_WRITTEN TASK_. Give all of the lines again exactly as they read.

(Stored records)
######
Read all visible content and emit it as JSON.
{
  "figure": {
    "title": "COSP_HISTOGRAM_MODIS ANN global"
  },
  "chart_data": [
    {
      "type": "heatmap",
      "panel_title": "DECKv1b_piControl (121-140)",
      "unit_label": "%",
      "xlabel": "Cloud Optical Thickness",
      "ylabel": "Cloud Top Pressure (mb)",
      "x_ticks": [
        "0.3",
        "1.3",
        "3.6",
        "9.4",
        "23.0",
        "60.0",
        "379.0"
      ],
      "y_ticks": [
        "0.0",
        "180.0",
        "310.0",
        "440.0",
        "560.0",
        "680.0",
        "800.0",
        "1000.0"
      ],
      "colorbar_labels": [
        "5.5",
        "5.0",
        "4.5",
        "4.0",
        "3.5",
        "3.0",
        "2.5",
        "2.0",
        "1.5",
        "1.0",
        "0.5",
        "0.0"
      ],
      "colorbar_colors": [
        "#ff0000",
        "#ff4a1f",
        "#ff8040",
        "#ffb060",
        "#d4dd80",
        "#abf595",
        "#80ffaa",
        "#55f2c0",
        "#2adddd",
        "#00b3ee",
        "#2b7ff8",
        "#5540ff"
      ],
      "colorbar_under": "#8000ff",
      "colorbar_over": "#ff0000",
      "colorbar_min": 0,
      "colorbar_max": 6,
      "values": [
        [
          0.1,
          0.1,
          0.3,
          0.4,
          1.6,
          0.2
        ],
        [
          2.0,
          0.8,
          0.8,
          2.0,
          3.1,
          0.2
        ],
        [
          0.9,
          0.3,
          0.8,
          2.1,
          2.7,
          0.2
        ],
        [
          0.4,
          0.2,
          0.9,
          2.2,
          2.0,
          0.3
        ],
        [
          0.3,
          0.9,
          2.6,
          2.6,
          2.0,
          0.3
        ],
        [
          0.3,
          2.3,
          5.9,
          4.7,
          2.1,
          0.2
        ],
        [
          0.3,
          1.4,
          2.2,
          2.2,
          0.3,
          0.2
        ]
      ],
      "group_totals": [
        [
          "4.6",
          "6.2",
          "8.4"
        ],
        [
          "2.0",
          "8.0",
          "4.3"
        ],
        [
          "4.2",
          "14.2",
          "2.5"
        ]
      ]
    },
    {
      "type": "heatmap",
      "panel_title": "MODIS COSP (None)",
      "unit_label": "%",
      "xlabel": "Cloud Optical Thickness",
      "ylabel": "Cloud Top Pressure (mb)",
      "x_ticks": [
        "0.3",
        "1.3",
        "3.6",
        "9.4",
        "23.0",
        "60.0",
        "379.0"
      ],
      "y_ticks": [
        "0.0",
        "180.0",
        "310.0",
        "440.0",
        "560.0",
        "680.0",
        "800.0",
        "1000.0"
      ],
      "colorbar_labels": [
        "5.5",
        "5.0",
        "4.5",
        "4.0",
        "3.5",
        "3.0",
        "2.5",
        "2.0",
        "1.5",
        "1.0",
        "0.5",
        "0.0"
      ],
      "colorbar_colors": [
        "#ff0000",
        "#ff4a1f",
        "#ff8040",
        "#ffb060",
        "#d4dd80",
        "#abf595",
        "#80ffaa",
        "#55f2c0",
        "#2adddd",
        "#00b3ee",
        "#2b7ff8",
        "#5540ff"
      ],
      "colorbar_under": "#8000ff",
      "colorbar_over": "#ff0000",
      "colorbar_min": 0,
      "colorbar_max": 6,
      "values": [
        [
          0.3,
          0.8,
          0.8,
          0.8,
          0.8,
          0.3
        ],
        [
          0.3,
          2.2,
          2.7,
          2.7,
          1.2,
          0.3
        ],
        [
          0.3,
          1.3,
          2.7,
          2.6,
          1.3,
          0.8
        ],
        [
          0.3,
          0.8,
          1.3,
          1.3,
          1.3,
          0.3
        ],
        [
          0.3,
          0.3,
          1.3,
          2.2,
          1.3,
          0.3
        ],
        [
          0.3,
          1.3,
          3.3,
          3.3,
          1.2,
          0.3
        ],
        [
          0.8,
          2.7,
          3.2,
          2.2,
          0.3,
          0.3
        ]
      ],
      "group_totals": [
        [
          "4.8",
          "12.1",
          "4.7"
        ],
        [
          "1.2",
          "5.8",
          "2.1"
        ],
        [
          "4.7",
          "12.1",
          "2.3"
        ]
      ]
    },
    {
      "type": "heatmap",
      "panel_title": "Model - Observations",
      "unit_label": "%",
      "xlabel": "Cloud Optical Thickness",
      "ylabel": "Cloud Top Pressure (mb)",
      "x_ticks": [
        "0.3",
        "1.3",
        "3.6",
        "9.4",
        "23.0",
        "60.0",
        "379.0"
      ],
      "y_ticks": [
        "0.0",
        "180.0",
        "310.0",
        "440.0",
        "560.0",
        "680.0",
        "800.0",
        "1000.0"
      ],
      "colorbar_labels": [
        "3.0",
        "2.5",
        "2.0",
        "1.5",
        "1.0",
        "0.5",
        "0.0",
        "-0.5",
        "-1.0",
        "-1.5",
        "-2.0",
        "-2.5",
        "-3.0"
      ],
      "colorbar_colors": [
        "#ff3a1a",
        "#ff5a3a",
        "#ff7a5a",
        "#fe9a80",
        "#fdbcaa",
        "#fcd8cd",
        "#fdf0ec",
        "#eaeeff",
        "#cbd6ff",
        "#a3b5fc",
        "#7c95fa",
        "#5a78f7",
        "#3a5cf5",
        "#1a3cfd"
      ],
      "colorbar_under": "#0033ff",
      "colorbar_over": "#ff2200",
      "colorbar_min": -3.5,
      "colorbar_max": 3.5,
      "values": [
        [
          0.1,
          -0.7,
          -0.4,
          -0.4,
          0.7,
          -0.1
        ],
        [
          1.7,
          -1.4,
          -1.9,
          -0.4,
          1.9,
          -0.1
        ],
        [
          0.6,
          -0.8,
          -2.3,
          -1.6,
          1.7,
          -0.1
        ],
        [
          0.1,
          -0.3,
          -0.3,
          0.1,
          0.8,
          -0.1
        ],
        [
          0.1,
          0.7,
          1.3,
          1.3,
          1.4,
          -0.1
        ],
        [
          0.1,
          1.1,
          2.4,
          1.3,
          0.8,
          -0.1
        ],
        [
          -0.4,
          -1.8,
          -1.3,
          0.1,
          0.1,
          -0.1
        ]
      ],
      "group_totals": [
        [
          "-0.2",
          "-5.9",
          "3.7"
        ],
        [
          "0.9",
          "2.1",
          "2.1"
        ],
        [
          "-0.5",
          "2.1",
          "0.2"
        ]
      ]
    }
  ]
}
######
_EXERCISE OUTPUT_.
Read all visible content and emit it as JSON.
{
  "figure": {
    "title": "COSP_HISTOGRAM_MODIS ANN global"
  },
  "chart_data": [
    {
      "type": "heatmap",
      "panel_title": "DECKv1b_piControl (121-140)",
      "unit_label": "%",
      "xlabel": "Cloud Optical Thickness",
      "ylabel": "Cloud Top Pressure (mb)",
      "x_ticks": [
        "0.3",
        "1.3",
        "3.6",
        "9.4",
        "23.0",
        "60.0",
        "379.0"
      ],
      "y_ticks": [
        "0.0",
        "180.0",
        "310.0",
        "440.0",
        "560.0",
        "680.0",
        "800.0",
        "1000.0"
      ],
      "colorbar_labels": [
        "5.5",
        "5.0",
        "4.5",
        "4.0",
        "3.5",
        "3.0",
        "2.5",
        "2.0",
        "1.5",
        "1.0",
        "0.5",
        "0.0"
      ],
      "colorbar_colors": [
        "#ff0000",
        "#ff4a1f",
        "#ff8040",
        "#ffb060",
        "#d4dd80",
        "#abf595",
        "#80ffaa",
        "#55f2c0",
        "#2adddd",
        "#00b3ee",
        "#2b7ff8",
        "#5540ff"
      ],
      "colorbar_under": "#8000ff",
      "colorbar_over": "#ff0000",
      "colorbar_min": 0,
      "colorbar_max": 6,
      "values": [
        [
          0.1,
          0.1,
          0.3,
          0.4,
          1.6,
          0.2
        ],
        [
          2.0,
          0.8,
          0.8,
          2.0,
          3.1,
          0.2
        ],
        [
          0.9,
          0.3,
          0.8,
          2.1,
          2.7,
          0.2
        ],
        [
          0.4,
          0.2,
          0.9,
          2.2,
          2.0,
          0.3
        ],
        [
          0.3,
          0.9,
          2.6,
          2.6,
          2.0,
          0.3
        ],
        [
          0.3,
          2.3,
          5.9,
          4.7,
          2.1,
          0.2
        ],
        [
          0.3,
          1.4,
          2.2,
          2.2,
          0.3,
          0.2
        ]
      ],
      "group_totals": [
        [
          "4.6",
          "6.2",
          "8.4"
        ],
        [
          "2.0",
          "8.0",
          "4.3"
        ],
        [
          "4.2",
          "14.2",
          "2.5"
        ]
      ]
    },
    {
      "type": "heatmap",
      "panel_title": "MODIS COSP (None)",
      "unit_label": "%",
      "xlabel": "Cloud Optical Thickness",
      "ylabel": "Cloud Top Pressure (mb)",
      "x_ticks": [
        "0.3",
        "1.3",
        "3.6",
        "9.4",
        "23.0",
        "60.0",
        "379.0"
      ],
      "y_ticks": [
        "0.0",
        "180.0",
        "310.0",
        "440.0",
        "560.0",
        "680.0",
        "800.0",
        "1000.0"
      ],
      "colorbar_labels": [
        "5.5",
        "5.0",
        "4.5",
        "4.0",
        "3.5",
        "3.0",
        "2.5",
        "2.0",
        "1.5",
        "1.0",
        "0.5",
        "0.0"
      ],
      "colorbar_colors": [
        "#ff0000",
        "#ff4a1f",
        "#ff8040",
        "#ffb060",
        "#d4dd80",
        "#abf595",
        "#80ffaa",
        "#55f2c0",
        "#2adddd",
        "#00b3ee",
        "#2b7ff8",
        "#5540ff"
      ],
      "colorbar_under": "#8000ff",
      "colorbar_over": "#ff0000",
      "colorbar_min": 0,
      "colorbar_max": 6,
      "values": [
        [
          0.3,
          0.8,
          0.8,
          0.8,
          0.8,
          0.3
        ],
        [
          0.3,
          2.2,
          2.7,
          2.7,
          1.2,
          0.3
        ],
        [
          0.3,
          1.3,
          2.7,
          2.6,
          1.3,
          0.8
        ],
        [
          0.3,
          0.8,
          1.3,
          1.3,
          1.3,
          0.3
        ],
        [
          0.3,
          0.3,
          1.3,
          2.2,
          1.3,
          0.3
        ],
        [
          0.3,
          1.3,
          3.3,
          3.3,
          1.2,
          0.3
        ],
        [
          0.8,
          2.7,
          3.2,
          2.2,
          0.3,
          0.3
        ]
      ],
      "group_totals": [
        [
          "4.8",
          "12.1",
          "4.7"
        ],
        [
          "1.2",
          "5.8",
          "2.1"
        ],
        [
          "4.7",
          "12.1",
          "2.3"
        ]
      ]
    },
    {
      "type": "heatmap",
      "panel_title": "Model - Observations",
      "unit_label": "%",
      "xlabel": "Cloud Optical Thickness",
      "ylabel": "Cloud Top Pressure (mb)",
      "x_ticks": [
        "0.3",
        "1.3",
        "3.6",
        "9.4",
        "23.0",
        "60.0",
        "379.0"
      ],
      "y_ticks": [
        "0.0",
        "180.0",
        "310.0",
        "440.0",
        "560.0",
        "680.0",
        "800.0",
        "1000.0"
      ],
      "colorbar_labels": [
        "3.0",
        "2.5",
        "2.0",
        "1.5",
        "1.0",
        "0.5",
        "0.0",
        "-0.5",
        "-1.0",
        "-1.5",
        "-2.0",
        "-2.5",
        "-3.0"
      ],
      "colorbar_colors": [
        "#ff3a1a",
        "#ff5a3a",
        "#ff7a5a",
        "#fe9a80",
        "#fdbcaa",
        "#fcd8cd",
        "#fdf0ec",
        "#eaeeff",
        "#cbd6ff",
        "#a3b5fc",
        "#7c95fa",
        "#5a78f7",
        "#3a5cf5",
        "#1a3cfd"
      ],
      "colorbar_under": "#0033ff",
      "colorbar_over": "#ff2200",
      "colorbar_min": -3.5,
      "colorbar_max": 3.5,
      "values": [
        [
          0.1,
          -0.7,
          -0.4,
          -0.4,
          0.7,
          -0.1
        ],
        [
          1.7,
          -1.4,
          -1.9,
          -0.4,
          1.9,
          -0.1
        ],
        [
          0.6,
          -0.8,
          -2.3,
          -1.6,
          1.7,
          -0.1
        ],
        [
          0.1,
          -0.3,
          -0.3,
          0.1,
          0.8,
          -0.1
        ],
        [
          0.1,
          0.7,
          1.3,
          1.3,
          1.4,
          -0.1
        ],
        [
          0.1,
          1.1,
          2.4,
          1.3,
          0.8,
          -0.1
        ],
        [
          -0.4,
          -1.8,
          -1.3,
          0.1,
          0.1,
          -0.1
        ]
      ],
      "group_totals": [
        [
          "-0.2",
          "-5.9",
          "3.7"
        ],
        [
          "0.9",
          "2.1",
          "2.1"
        ],
        [
          "-0.5",
          "2.1",
          "0.2"
        ]
      ]
    }
  ]
}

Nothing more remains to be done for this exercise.